→ DATA FOR THIS TASK
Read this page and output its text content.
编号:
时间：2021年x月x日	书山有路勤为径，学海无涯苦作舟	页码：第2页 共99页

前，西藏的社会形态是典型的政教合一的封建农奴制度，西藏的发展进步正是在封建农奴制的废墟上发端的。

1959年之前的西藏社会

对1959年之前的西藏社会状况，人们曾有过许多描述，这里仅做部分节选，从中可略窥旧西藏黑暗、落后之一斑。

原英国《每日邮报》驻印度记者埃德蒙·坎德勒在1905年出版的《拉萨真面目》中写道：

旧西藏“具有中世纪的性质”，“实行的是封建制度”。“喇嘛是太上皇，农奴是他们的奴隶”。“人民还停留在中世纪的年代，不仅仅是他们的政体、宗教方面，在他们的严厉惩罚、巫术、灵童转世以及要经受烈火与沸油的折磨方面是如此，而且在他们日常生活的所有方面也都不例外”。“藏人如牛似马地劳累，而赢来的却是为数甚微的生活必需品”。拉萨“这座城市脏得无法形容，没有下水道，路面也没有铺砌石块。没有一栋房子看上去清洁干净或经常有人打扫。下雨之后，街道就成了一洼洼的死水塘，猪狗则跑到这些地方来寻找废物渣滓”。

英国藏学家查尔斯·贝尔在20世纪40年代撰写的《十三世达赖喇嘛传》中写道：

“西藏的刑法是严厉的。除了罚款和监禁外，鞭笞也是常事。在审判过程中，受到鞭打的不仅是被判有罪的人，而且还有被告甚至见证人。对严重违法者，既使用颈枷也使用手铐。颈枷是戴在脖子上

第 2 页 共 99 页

→ WHAT IS REQUIRED
Return each entry from the material above exactly as it appears.

→ OUTPUT OF THE EXERCISE
Read this page and output its text content.
编号:
时间：2021年x月x日	书山有路勤为径，学海无涯苦作舟	页码：第2页 共99页

前，西藏的社会形态是典型的政教合一的封建农奴制度，西藏的发展进步正是在封建农奴制的废墟上发端的。

1959年之前的西藏社会

对1959年之前的西藏社会状况，人们曾有过许多描述，这里仅做部分节选，从中可略窥旧西藏黑暗、落后之一斑。

原英国《每日邮报》驻印度记者埃德蒙·坎德勒在1905年出版的《拉萨真面目》中写道：

旧西藏“具有中世纪的性质”，“实行的是封建制度”。“喇嘛是太上皇，农奴是他们的奴隶”。“人民还停留在中世纪的年代，不仅仅是他们的政体、宗教方面，在他们的严厉惩罚、巫术、灵童转世以及要经受烈火与沸油的折磨方面是如此，而且在他们日常生活的所有方面也都不例外”。“藏人如牛似马地劳累，而赢来的却是为数甚微的生活必需品”。拉萨“这座城市脏得无法形容，没有下水道，路面也没有铺砌石块。没有一栋房子看上去清洁干净或经常有人打扫。下雨之后，街道就成了一洼洼的死水塘，猪狗则跑到这些地方来寻找废物渣滓”。

英国藏学家查尔斯·贝尔在20世纪40年代撰写的《十三世达赖喇嘛传》中写道：

“西藏的刑法是严厉的。除了罚款和监禁外，鞭笞也是常事。在审判过程中，受到鞭打的不仅是被判有罪的人，而且还有被告甚至见证人。对严重违法者，既使用颈枷也使用手铐。颈枷是戴在脖子上

第 2 页 共 99 页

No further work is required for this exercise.